→ What needs to be done
Read the records and gather each line that includes "Maintenance".

━━━ Exercise inputs ━━━

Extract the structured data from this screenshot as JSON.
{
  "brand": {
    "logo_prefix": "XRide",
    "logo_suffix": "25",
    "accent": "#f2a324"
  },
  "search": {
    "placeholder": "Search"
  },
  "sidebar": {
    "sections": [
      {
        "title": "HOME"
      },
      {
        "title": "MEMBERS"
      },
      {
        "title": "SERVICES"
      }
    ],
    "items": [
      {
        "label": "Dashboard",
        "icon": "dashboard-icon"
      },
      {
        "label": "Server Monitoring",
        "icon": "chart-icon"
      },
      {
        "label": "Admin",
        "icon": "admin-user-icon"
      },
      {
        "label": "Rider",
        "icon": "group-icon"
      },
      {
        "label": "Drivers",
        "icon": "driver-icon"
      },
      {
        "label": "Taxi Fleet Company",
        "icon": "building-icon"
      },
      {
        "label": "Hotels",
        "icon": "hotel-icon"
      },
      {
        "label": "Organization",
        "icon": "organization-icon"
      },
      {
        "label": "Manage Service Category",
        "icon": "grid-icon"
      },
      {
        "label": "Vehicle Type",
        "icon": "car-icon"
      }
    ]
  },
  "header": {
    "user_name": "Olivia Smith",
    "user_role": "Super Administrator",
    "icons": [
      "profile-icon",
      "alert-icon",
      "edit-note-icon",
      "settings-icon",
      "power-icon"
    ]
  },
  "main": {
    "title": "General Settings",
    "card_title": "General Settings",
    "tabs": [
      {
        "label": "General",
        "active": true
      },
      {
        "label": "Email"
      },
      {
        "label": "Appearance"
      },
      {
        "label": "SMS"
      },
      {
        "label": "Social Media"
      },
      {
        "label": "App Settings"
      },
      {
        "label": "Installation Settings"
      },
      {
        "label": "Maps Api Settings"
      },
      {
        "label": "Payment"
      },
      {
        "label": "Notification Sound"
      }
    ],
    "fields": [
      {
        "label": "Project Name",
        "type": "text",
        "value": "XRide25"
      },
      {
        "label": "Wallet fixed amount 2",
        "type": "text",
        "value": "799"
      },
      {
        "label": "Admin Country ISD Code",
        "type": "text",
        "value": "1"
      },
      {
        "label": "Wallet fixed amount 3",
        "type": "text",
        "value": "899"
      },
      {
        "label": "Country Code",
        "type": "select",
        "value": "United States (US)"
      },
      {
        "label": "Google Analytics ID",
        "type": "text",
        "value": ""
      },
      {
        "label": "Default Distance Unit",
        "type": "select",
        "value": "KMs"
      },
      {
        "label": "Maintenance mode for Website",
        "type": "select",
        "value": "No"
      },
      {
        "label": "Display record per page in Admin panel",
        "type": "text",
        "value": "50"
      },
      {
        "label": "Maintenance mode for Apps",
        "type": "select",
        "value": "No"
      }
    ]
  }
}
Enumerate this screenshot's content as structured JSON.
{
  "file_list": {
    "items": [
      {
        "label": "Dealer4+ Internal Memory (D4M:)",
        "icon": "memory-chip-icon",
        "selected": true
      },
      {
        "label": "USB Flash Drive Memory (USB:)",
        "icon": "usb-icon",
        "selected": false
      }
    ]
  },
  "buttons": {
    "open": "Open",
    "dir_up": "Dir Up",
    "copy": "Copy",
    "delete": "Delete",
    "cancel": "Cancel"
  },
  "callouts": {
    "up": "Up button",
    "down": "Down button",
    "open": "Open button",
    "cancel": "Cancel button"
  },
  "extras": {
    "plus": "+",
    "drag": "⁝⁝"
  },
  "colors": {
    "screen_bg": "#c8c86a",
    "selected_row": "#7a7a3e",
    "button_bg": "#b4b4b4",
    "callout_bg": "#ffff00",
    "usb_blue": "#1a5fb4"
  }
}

━━━

→ Output of the task
        "label": "Maintenance mode for Website",
        "label": "Maintenance mode for Apps",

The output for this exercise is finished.